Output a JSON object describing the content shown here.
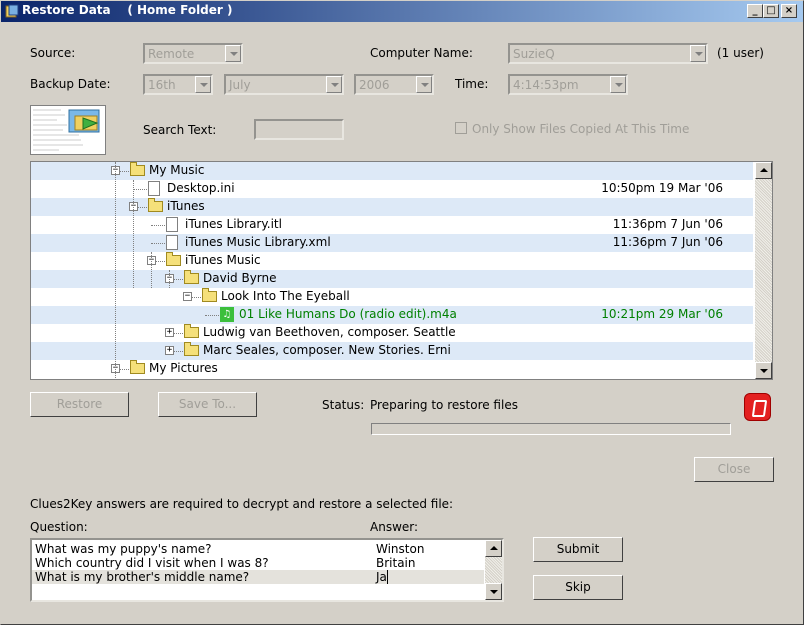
{
  "window": {
    "title": "Restore Data    ( Home Folder )"
  },
  "form": {
    "source_label": "Source:",
    "source_value": "Remote",
    "computer_name_label": "Computer Name:",
    "computer_name_value": "SuzieQ",
    "user_count": "(1 user)",
    "backup_date_label": "Backup Date:",
    "day_value": "16th",
    "month_value": "July",
    "year_value": "2006",
    "time_label": "Time:",
    "time_value": "4:14:53pm",
    "search_label": "Search Text:",
    "search_value": "",
    "only_show_label": "Only Show Files Copied At This Time"
  },
  "tree": {
    "rows": [
      {
        "name": "My Music",
        "date": "",
        "type": "folder"
      },
      {
        "name": "Desktop.ini",
        "date": "10:50pm 19 Mar '06",
        "type": "file"
      },
      {
        "name": "iTunes",
        "date": "",
        "type": "folder"
      },
      {
        "name": "iTunes Library.itl",
        "date": "11:36pm 7 Jun '06",
        "type": "file"
      },
      {
        "name": "iTunes Music Library.xml",
        "date": "11:36pm 7 Jun '06",
        "type": "file"
      },
      {
        "name": "iTunes Music",
        "date": "",
        "type": "folder"
      },
      {
        "name": "David Byrne",
        "date": "",
        "type": "folder"
      },
      {
        "name": "Look Into The Eyeball",
        "date": "",
        "type": "folder"
      },
      {
        "name": "01 Like Humans Do (radio edit).m4a",
        "date": "10:21pm 29 Mar '06",
        "type": "music"
      },
      {
        "name": "Ludwig van Beethoven, composer. Seattle",
        "date": "",
        "type": "folder"
      },
      {
        "name": "Marc Seales, composer. New Stories. Erni",
        "date": "",
        "type": "folder"
      },
      {
        "name": "My Pictures",
        "date": "",
        "type": "folder"
      }
    ]
  },
  "actions": {
    "restore_label": "Restore",
    "save_to_label": "Save To...",
    "status_label": "Status:",
    "status_value": "Preparing to restore files",
    "close_label": "Close"
  },
  "clues": {
    "intro": "Clues2Key answers are required to decrypt and restore a selected file:",
    "question_header": "Question:",
    "answer_header": "Answer:",
    "rows": [
      {
        "question": "What was my puppy's name?",
        "answer": "Winston"
      },
      {
        "question": "Which country did I visit when I was 8?",
        "answer": "Britain"
      },
      {
        "question": "What is my brother's middle name?",
        "answer": "Ja"
      }
    ],
    "submit_label": "Submit",
    "skip_label": "Skip"
  }
}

■ ■ ■

Return all of the entries word for word, but omit the pictures.

Output of the task:
Output a JSON object describing the content shown here.
{
  "window": {
    "title": "Restore Data    ( Home Folder )"
  },
  "form": {
    "source_label": "Source:",
    "source_value": "Remote",
    "computer_name_label": "Computer Name:",
    "computer_name_value": "SuzieQ",
    "user_count": "(1 user)",
    "backup_date_label": "Backup Date:",
    "day_value": "16th",
    "month_value": "July",
    "year_value": "2006",
    "time_label": "Time:",
    "time_value": "4:14:53pm",
    "search_label": "Search Text:",
    "search_value": "",
    "only_show_label": "Only Show Files Copied At This Time"
  },
  "tree": {
    "rows": [
      {
        "name": "My Music",
        "date": "",
        "type": "folder"
      },
      {
        "name": "Desktop.ini",
        "date": "10:50pm 19 Mar '06",
        "type": "file"
      },
      {
        "name": "iTunes",
        "date": "",
        "type": "folder"
      },
      {
        "name": "iTunes Library.itl",
        "date": "11:36pm 7 Jun '06",
        "type": "file"
      },
      {
        "name": "iTunes Music Library.xml",
        "date": "11:36pm 7 Jun '06",
        "type": "file"
      },
      {
        "name": "iTunes Music",
        "date": "",
        "type": "folder"
      },
      {
        "name": "David Byrne",
        "date": "",
        "type": "folder"
      },
      {
        "name": "Look Into The Eyeball",
        "date": "",
        "type": "folder"
      },
      {
        "name": "01 Like Humans Do (radio edit).m4a",
        "date": "10:21pm 29 Mar '06",
        "type": "music"
      },
      {
        "name": "Ludwig van Beethoven, composer. Seattle",
        "date": "",
        "type": "folder"
      },
      {
        "name": "Marc Seales, composer. New Stories. Erni",
        "date": "",
        "type": "folder"
      },
      {
        "name": "My Pictures",
        "date": "",
        "type": "folder"
      }
    ]
  },
  "actions": {
    "restore_label": "Restore",
    "save_to_label": "Save To...",
    "status_label": "Status:",
    "status_value": "Preparing to restore files",
    "close_label": "Close"
  },
  "clues": {
    "intro": "Clues2Key answers are required to decrypt and restore a selected file:",
    "question_header": "Question:",
    "answer_header": "Answer:",
    "rows": [
      {
        "question": "What was my puppy's name?",
        "answer": "Winston"
      },
      {
        "question": "Which country did I visit when I was 8?",
        "answer": "Britain"
      },
      {
        "question": "What is my brother's middle name?",
        "answer": "Ja"
      }
    ],
    "submit_label": "Submit",
    "skip_label": "Skip"
  }
}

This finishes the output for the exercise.